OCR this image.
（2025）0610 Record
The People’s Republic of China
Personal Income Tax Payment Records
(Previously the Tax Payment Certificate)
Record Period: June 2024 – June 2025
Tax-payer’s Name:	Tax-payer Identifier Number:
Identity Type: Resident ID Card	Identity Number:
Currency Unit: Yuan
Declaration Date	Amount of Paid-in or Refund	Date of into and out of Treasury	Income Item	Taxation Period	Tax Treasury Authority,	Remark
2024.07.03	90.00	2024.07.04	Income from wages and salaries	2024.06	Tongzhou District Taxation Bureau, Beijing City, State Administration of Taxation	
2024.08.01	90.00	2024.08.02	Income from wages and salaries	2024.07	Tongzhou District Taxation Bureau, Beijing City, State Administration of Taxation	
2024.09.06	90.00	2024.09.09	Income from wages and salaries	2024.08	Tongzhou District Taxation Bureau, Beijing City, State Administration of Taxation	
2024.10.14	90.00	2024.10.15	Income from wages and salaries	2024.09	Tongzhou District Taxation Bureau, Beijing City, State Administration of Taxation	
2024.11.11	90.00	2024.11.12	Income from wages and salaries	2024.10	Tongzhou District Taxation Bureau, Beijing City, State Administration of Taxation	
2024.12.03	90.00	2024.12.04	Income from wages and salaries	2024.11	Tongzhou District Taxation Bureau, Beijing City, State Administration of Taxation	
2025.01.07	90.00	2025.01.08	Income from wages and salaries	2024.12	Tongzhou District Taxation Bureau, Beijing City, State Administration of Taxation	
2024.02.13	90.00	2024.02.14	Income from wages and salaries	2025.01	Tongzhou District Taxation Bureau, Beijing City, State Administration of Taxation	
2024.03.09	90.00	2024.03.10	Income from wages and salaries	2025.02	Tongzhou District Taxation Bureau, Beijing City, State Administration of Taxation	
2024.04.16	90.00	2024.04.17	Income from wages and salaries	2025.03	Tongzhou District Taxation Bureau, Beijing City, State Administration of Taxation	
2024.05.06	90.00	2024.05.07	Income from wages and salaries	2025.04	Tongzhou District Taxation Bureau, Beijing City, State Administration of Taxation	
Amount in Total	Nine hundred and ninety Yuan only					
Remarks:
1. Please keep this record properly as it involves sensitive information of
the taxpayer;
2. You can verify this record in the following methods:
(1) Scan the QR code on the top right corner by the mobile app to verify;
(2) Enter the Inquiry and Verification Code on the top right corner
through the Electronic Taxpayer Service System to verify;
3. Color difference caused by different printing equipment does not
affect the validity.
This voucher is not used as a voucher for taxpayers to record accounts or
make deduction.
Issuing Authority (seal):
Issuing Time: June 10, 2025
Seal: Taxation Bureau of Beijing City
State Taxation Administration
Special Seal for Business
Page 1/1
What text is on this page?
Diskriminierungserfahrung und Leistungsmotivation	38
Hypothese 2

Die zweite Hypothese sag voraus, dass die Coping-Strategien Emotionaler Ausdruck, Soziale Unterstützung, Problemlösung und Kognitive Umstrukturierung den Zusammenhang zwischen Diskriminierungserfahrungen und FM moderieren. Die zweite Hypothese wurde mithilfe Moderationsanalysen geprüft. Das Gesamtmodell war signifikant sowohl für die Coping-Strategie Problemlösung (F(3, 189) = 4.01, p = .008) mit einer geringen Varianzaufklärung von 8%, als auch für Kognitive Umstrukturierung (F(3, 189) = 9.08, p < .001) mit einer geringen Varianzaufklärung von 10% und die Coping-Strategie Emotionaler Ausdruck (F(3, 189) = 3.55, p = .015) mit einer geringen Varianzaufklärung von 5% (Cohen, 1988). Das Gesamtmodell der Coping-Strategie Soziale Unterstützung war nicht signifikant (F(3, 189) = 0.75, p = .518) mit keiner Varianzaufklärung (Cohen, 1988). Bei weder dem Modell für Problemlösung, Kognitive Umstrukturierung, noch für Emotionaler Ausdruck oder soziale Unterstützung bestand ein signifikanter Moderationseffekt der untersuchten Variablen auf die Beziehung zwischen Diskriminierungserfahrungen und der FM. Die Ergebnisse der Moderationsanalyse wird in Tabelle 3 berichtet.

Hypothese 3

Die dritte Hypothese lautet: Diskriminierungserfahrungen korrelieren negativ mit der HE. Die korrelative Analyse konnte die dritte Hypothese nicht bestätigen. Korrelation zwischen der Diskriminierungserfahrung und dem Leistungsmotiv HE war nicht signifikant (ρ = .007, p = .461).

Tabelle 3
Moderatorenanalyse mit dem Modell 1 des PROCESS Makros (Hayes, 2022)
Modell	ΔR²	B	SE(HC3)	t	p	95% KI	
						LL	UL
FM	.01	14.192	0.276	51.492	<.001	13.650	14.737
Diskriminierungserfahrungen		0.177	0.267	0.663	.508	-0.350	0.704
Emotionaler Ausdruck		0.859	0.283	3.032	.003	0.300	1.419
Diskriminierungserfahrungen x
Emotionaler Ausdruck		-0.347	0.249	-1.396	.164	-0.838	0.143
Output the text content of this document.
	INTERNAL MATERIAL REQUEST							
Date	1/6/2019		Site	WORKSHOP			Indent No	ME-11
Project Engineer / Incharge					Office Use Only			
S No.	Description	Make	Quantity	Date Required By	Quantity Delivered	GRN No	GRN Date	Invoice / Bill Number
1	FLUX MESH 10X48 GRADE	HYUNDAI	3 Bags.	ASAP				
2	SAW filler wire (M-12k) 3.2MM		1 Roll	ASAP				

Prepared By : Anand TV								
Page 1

■ **TASK DESCRIPTION**
Copy all the records above exactly, missing none.

■ **THE RESPONSE**
OCR this image.
（2025）0610 Record
The People’s Republic of China
Personal Income Tax Payment Records
(Previously the Tax Payment Certificate)
Record Period: June 2024 – June 2025
Tax-payer’s Name:	Tax-payer Identifier Number:
Identity Type: Resident ID Card	Identity Number:
Currency Unit: Yuan
Declaration Date	Amount of Paid-in or Refund	Date of into and out of Treasury	Income Item	Taxation Period	Tax Treasury Authority,	Remark
2024.07.03	90.00	2024.07.04	Income from wages and salaries	2024.06	Tongzhou District Taxation Bureau, Beijing City, State Administration of Taxation	
2024.08.01	90.00	2024.08.02	Income from wages and salaries	2024.07	Tongzhou District Taxation Bureau, Beijing City, State Administration of Taxation	
2024.09.06	90.00	2024.09.09	Income from wages and salaries	2024.08	Tongzhou District Taxation Bureau, Beijing City, State Administration of Taxation	
2024.10.14	90.00	2024.10.15	Income from wages and salaries	2024.09	Tongzhou District Taxation Bureau, Beijing City, State Administration of Taxation	
2024.11.11	90.00	2024.11.12	Income from wages and salaries	2024.10	Tongzhou District Taxation Bureau, Beijing City, State Administration of Taxation	
2024.12.03	90.00	2024.12.04	Income from wages and salaries	2024.11	Tongzhou District Taxation Bureau, Beijing City, State Administration of Taxation	
2025.01.07	90.00	2025.01.08	Income from wages and salaries	2024.12	Tongzhou District Taxation Bureau, Beijing City, State Administration of Taxation	
2024.02.13	90.00	2024.02.14	Income from wages and salaries	2025.01	Tongzhou District Taxation Bureau, Beijing City, State Administration of Taxation	
2024.03.09	90.00	2024.03.10	Income from wages and salaries	2025.02	Tongzhou District Taxation Bureau, Beijing City, State Administration of Taxation	
2024.04.16	90.00	2024.04.17	Income from wages and salaries	2025.03	Tongzhou District Taxation Bureau, Beijing City, State Administration of Taxation	
2024.05.06	90.00	2024.05.07	Income from wages and salaries	2025.04	Tongzhou District Taxation Bureau, Beijing City, State Administration of Taxation	
Amount in Total	Nine hundred and ninety Yuan only					
Remarks:
1. Please keep this record properly as it involves sensitive information of
the taxpayer;
2. You can verify this record in the following methods:
(1) Scan the QR code on the top right corner by the mobile app to verify;
(2) Enter the Inquiry and Verification Code on the top right corner
through the Electronic Taxpayer Service System to verify;
3. Color difference caused by different printing equipment does not
affect the validity.
This voucher is not used as a voucher for taxpayers to record accounts or
make deduction.
Issuing Authority (seal):
Issuing Time: June 10, 2025
Seal: Taxation Bureau of Beijing City
State Taxation Administration
Special Seal for Business
Page 1/1
What text is on this page?
Diskriminierungserfahrung und Leistungsmotivation	38
Hypothese 2

Die zweite Hypothese sag voraus, dass die Coping-Strategien Emotionaler Ausdruck, Soziale Unterstützung, Problemlösung und Kognitive Umstrukturierung den Zusammenhang zwischen Diskriminierungserfahrungen und FM moderieren. Die zweite Hypothese wurde mithilfe Moderationsanalysen geprüft. Das Gesamtmodell war signifikant sowohl für die Coping-Strategie Problemlösung (F(3, 189) = 4.01, p = .008) mit einer geringen Varianzaufklärung von 8%, als auch für Kognitive Umstrukturierung (F(3, 189) = 9.08, p < .001) mit einer geringen Varianzaufklärung von 10% und die Coping-Strategie Emotionaler Ausdruck (F(3, 189) = 3.55, p = .015) mit einer geringen Varianzaufklärung von 5% (Cohen, 1988). Das Gesamtmodell der Coping-Strategie Soziale Unterstützung war nicht signifikant (F(3, 189) = 0.75, p = .518) mit keiner Varianzaufklärung (Cohen, 1988). Bei weder dem Modell für Problemlösung, Kognitive Umstrukturierung, noch für Emotionaler Ausdruck oder soziale Unterstützung bestand ein signifikanter Moderationseffekt der untersuchten Variablen auf die Beziehung zwischen Diskriminierungserfahrungen und der FM. Die Ergebnisse der Moderationsanalyse wird in Tabelle 3 berichtet.

Hypothese 3

Die dritte Hypothese lautet: Diskriminierungserfahrungen korrelieren negativ mit der HE. Die korrelative Analyse konnte die dritte Hypothese nicht bestätigen. Korrelation zwischen der Diskriminierungserfahrung und dem Leistungsmotiv HE war nicht signifikant (ρ = .007, p = .461).

Tabelle 3
Moderatorenanalyse mit dem Modell 1 des PROCESS Makros (Hayes, 2022)
Modell	ΔR²	B	SE(HC3)	t	p	95% KI	
						LL	UL
FM	.01	14.192	0.276	51.492	<.001	13.650	14.737
Diskriminierungserfahrungen		0.177	0.267	0.663	.508	-0.350	0.704
Emotionaler Ausdruck		0.859	0.283	3.032	.003	0.300	1.419
Diskriminierungserfahrungen x
Emotionaler Ausdruck		-0.347	0.249	-1.396	.164	-0.838	0.143
Output the text content of this document.
	INTERNAL MATERIAL REQUEST							
Date	1/6/2019		Site	WORKSHOP			Indent No	ME-11
Project Engineer / Incharge					Office Use Only			
S No.	Description	Make	Quantity	Date Required By	Quantity Delivered	GRN No	GRN Date	Invoice / Bill Number
1	FLUX MESH 10X48 GRADE	HYUNDAI	3 Bags.	ASAP				
2	SAW filler wire (M-12k) 3.2MM		1 Roll	ASAP				

Prepared By : Anand TV								
Page 1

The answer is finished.